## Directive
Keep the pictures out of the copy and print all the entries below exactly.
_ _ _ _ _ _ _
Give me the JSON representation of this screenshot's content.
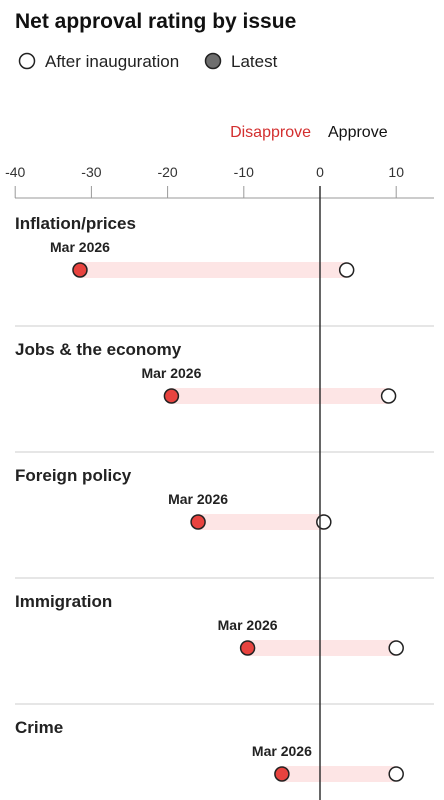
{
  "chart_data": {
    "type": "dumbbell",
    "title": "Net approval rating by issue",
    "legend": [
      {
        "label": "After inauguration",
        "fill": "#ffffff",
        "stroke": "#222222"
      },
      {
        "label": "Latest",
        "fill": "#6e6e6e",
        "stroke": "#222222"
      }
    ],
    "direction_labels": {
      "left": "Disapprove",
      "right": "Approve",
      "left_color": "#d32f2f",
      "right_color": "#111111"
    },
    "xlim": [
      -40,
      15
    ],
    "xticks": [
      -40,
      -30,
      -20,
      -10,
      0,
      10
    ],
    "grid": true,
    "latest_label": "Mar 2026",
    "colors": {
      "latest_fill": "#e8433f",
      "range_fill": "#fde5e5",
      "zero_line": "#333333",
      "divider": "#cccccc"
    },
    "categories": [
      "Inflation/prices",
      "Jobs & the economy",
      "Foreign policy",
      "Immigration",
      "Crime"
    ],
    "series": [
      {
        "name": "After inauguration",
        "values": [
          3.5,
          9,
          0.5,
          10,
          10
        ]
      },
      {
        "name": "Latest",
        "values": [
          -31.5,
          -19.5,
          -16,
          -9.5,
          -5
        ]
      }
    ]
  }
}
_ _ _ _ _ _ _
## Finished task
Give me the JSON representation of this screenshot's content.
{
  "chart_data": {
    "type": "dumbbell",
    "title": "Net approval rating by issue",
    "legend": [
      {
        "label": "After inauguration",
        "fill": "#ffffff",
        "stroke": "#222222"
      },
      {
        "label": "Latest",
        "fill": "#6e6e6e",
        "stroke": "#222222"
      }
    ],
    "direction_labels": {
      "left": "Disapprove",
      "right": "Approve",
      "left_color": "#d32f2f",
      "right_color": "#111111"
    },
    "xlim": [
      -40,
      15
    ],
    "xticks": [
      -40,
      -30,
      -20,
      -10,
      0,
      10
    ],
    "grid": true,
    "latest_label": "Mar 2026",
    "colors": {
      "latest_fill": "#e8433f",
      "range_fill": "#fde5e5",
      "zero_line": "#333333",
      "divider": "#cccccc"
    },
    "categories": [
      "Inflation/prices",
      "Jobs & the economy",
      "Foreign policy",
      "Immigration",
      "Crime"
    ],
    "series": [
      {
        "name": "After inauguration",
        "values": [
          3.5,
          9,
          0.5,
          10,
          10
        ]
      },
      {
        "name": "Latest",
        "values": [
          -31.5,
          -19.5,
          -16,
          -9.5,
          -5
        ]
      }
    ]
  }
}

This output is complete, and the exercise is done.